Creato il 08 ottobre 2013 da Basil7

In questi giorni gli italiani stanno mostrando il proprio volto peggiore. C’è una manica di sedicente brava gente che indossa le vesti degli intellettuali anticonformisti e ritiene che sia fondamentale affrontare tecnicamente la tragedia dei migranti. Un po’ come quella brava gente che tuttora considera necessario rileggere in ottica tecnica le stragi compiute dai nazisti in Italia, oppure sottrae energie che potrebbero essere impiegate in modo più utile (per esempio dormendo) per spiegare il messaggio filantropico di Ahmadinejad, la profondità morale di Putin, la differenza tra 6 milioni di ebrei morti nei campi di sterminio e 5.999.999 milioni di ebrei morti nei campi di sterminio, misurando le rispettive conoscenze storiografiche nella disfida su chi ha ucciso più esseri umani tra Hitler e Stalin.

Gli italiani non sono brava gente: spesso sono buoni, compassionevoli, umanitari, ma non brava gente. Lo stiamo dimostrando. Ci sono campioni che inneggiano alla morte di centinaia di bambini, donne e uomini, mascherando l’insofferenza e il razzismo con falsi discorsi che, nelle loro intenzioni, dovrebbero apparire come tecnicamente legittimati e corretti. In realtà, siamo razzisti e barbari. Oltre che ignoranti.

Addirittura, c’è chi ha scritto che la responsabilità della tragedia di Lampedusa sia dell’Africa stessa, dei genitori africani che, nonostante la miseria nel continente stia diminuendo, acconsentono che i figli si imbarchino per terre lontane, privando le regioni delle braccia del futuro. C’è chi ha scomodato Senghor, Sankara e Fanon per spiegare che i migranti disonorano i propri idoli abbandonando l’Africa. Ovviamente, chi ha citato questi personaggi ha potuto contare sul fatto che in Italia non sappiamo minimamente chi siano Senghor, Sankara e Fanon.
-*-
** Obiettivo del compito **
Ripeti alla lettera il passo del testo citato che si apre con le parole contenenti "In questi giorni" e si chiude con "Hitler e Stalin.". Le voci riportate qui provengono da una fonte diversa.
-*-
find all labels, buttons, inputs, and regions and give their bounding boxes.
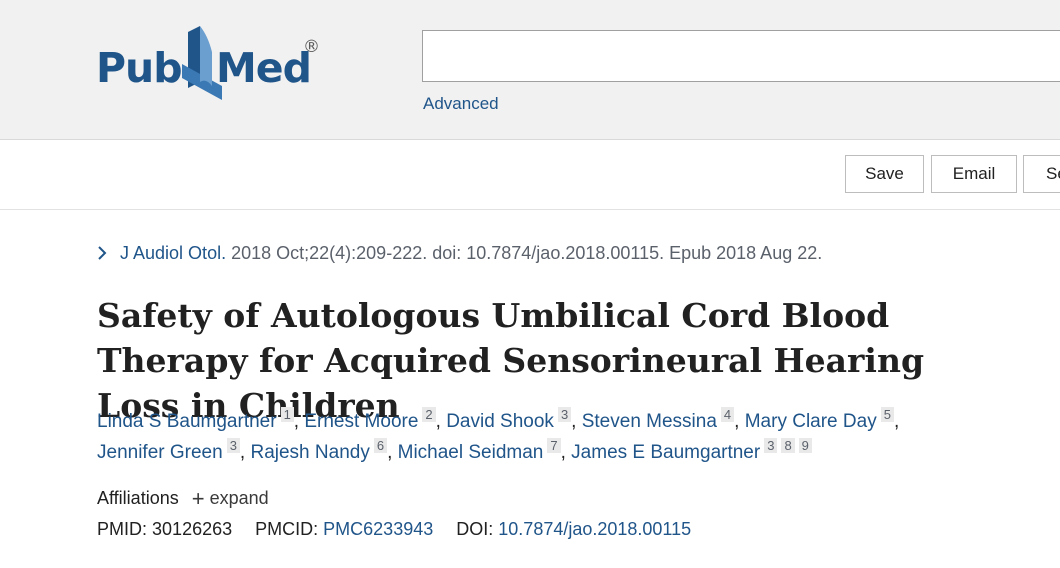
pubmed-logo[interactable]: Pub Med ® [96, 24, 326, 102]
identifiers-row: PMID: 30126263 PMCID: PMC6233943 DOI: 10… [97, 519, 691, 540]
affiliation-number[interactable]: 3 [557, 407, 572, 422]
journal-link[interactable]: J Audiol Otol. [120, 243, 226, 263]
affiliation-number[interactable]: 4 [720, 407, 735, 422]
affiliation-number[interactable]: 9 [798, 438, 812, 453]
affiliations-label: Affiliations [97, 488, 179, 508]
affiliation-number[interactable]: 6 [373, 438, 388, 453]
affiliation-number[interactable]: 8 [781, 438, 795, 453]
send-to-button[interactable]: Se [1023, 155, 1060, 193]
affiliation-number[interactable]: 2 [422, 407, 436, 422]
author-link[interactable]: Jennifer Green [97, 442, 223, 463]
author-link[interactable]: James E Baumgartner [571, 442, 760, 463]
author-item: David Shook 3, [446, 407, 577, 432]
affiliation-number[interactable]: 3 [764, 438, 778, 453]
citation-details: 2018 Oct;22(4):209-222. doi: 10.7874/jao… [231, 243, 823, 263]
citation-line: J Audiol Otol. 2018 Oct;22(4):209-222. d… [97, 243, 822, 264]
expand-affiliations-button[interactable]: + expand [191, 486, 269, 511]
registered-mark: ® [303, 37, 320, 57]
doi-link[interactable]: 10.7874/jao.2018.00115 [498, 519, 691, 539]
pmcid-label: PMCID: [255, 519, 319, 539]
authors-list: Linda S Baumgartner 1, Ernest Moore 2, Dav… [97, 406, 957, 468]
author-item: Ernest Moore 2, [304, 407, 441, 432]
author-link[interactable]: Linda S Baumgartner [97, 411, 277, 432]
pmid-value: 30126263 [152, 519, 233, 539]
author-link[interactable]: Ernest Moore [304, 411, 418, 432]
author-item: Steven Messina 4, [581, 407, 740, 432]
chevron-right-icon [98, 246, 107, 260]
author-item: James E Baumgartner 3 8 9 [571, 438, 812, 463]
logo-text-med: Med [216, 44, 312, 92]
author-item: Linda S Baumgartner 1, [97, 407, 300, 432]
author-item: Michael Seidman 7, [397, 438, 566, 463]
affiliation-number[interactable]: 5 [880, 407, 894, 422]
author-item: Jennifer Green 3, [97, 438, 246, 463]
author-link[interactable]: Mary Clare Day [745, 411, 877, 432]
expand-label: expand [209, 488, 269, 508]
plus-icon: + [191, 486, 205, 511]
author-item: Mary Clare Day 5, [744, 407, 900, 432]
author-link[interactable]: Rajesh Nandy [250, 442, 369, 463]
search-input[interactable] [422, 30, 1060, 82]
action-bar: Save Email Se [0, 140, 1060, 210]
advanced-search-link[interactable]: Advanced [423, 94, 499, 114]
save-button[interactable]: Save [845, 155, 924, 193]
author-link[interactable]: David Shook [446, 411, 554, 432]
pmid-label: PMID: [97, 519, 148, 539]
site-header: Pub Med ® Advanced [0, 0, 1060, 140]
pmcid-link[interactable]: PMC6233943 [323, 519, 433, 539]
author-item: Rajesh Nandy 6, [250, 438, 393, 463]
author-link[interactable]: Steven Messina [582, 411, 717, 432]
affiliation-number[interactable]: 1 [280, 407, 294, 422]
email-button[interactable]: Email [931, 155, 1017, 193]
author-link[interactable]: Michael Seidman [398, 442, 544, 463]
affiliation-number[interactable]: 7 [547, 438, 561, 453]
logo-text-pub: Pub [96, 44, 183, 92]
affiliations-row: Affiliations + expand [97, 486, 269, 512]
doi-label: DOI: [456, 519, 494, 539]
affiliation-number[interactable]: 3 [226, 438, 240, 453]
-*-
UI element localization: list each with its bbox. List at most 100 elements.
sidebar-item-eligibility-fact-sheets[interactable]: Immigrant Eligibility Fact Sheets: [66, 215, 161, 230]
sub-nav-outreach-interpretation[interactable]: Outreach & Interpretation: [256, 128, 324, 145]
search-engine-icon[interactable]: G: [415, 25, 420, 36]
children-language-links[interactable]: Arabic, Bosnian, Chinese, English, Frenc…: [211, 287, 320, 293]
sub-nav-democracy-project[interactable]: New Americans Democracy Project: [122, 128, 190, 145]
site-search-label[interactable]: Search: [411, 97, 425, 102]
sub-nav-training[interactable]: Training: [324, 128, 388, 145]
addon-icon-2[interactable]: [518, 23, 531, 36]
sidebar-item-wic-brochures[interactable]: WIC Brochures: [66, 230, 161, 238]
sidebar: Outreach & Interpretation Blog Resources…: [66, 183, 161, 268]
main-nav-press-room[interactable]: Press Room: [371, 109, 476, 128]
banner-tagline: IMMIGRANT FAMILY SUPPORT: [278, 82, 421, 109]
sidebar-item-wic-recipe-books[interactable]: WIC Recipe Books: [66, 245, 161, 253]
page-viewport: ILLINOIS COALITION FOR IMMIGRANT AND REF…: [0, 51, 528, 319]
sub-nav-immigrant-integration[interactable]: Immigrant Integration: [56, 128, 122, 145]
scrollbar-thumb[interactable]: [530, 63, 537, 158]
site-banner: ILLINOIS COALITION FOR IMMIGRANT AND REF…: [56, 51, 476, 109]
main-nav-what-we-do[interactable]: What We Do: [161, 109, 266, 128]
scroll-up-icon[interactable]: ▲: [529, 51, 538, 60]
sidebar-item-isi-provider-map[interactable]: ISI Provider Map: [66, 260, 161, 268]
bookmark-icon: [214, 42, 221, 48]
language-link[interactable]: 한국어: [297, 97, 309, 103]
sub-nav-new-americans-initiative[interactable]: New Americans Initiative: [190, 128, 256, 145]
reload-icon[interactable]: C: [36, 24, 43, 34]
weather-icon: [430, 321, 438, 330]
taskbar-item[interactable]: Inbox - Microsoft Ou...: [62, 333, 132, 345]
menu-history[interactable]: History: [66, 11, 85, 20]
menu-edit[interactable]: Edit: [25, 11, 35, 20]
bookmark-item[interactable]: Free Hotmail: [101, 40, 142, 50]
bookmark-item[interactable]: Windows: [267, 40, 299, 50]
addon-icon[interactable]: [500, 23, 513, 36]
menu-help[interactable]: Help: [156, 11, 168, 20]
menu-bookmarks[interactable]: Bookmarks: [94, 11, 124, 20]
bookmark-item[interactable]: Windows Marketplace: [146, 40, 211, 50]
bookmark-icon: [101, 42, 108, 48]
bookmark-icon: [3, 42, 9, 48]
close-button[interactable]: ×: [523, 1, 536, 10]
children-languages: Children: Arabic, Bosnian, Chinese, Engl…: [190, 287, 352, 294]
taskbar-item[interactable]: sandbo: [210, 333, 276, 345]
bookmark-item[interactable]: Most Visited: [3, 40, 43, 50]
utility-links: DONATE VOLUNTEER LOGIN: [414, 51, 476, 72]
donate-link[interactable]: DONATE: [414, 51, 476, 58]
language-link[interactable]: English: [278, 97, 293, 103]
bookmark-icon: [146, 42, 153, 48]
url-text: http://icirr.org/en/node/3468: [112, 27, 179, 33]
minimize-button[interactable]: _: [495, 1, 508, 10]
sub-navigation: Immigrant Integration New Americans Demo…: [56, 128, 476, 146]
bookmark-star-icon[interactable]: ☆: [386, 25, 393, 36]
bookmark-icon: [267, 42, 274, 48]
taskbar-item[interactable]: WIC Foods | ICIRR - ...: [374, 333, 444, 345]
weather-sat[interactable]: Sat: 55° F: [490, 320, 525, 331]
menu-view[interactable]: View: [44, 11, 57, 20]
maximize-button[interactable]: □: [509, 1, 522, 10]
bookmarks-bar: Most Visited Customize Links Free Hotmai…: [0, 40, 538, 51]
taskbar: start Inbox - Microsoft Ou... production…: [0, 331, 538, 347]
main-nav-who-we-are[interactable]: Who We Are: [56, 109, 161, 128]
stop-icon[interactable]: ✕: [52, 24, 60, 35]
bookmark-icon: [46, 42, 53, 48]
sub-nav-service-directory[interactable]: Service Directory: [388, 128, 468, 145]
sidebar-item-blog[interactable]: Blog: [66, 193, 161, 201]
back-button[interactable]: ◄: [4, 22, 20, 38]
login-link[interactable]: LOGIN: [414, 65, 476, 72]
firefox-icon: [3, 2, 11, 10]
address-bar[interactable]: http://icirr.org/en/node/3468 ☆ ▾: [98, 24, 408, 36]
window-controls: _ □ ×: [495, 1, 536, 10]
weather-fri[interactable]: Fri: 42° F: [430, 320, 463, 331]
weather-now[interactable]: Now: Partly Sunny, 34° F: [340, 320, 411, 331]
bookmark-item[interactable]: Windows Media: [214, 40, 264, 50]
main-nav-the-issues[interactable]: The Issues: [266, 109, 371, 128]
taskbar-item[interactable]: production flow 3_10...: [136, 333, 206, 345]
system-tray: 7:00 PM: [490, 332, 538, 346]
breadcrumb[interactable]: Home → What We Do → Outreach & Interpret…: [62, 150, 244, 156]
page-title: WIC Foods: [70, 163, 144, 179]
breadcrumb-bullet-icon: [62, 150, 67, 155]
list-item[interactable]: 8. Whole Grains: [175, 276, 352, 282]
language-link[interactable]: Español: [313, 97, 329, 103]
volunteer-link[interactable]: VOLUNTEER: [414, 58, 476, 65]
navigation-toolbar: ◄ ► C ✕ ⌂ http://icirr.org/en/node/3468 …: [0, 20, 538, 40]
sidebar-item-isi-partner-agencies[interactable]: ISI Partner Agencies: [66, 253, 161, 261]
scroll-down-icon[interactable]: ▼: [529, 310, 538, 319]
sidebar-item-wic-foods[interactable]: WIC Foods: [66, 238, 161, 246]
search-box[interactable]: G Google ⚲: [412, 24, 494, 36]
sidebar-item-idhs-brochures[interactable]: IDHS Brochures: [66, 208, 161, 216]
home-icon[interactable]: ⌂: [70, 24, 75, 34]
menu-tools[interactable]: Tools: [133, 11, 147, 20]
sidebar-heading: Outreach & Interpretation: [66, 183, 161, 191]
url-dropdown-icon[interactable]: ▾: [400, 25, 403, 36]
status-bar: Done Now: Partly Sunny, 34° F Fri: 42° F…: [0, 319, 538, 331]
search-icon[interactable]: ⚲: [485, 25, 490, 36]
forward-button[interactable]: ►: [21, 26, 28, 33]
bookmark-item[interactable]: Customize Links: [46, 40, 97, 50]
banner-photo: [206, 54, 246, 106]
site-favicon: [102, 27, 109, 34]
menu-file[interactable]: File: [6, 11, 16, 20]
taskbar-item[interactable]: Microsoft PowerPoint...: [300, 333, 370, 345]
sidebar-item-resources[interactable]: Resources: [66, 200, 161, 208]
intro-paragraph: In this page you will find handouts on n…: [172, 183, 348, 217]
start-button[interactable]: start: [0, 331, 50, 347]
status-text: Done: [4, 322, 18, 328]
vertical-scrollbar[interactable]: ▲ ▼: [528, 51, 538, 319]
-*-
** Risposta scritta **
In questi giorni gli italiani stanno mostrando il proprio volto peggiore. C’è una manica di sedicente brava gente che indossa le vesti degli intellettuali anticonformisti e ritiene che sia fondamentale affrontare tecnicamente la tragedia dei migranti. Un po’ come quella brava gente che tuttora considera necessario rileggere in ottica tecnica le stragi compiute dai nazisti in Italia, oppure sottrae energie che potrebbero essere impiegate in modo più utile (per esempio dormendo) per spiegare il messaggio filantropico di Ahmadinejad, la profondità morale di Putin, la differenza tra 6 milioni di ebrei morti nei campi di sterminio e 5.999.999 milioni di ebrei morti nei campi di sterminio, misurando le rispettive conoscenze storiografiche nella disfida su chi ha ucciso più esseri umani tra Hitler e Stalin.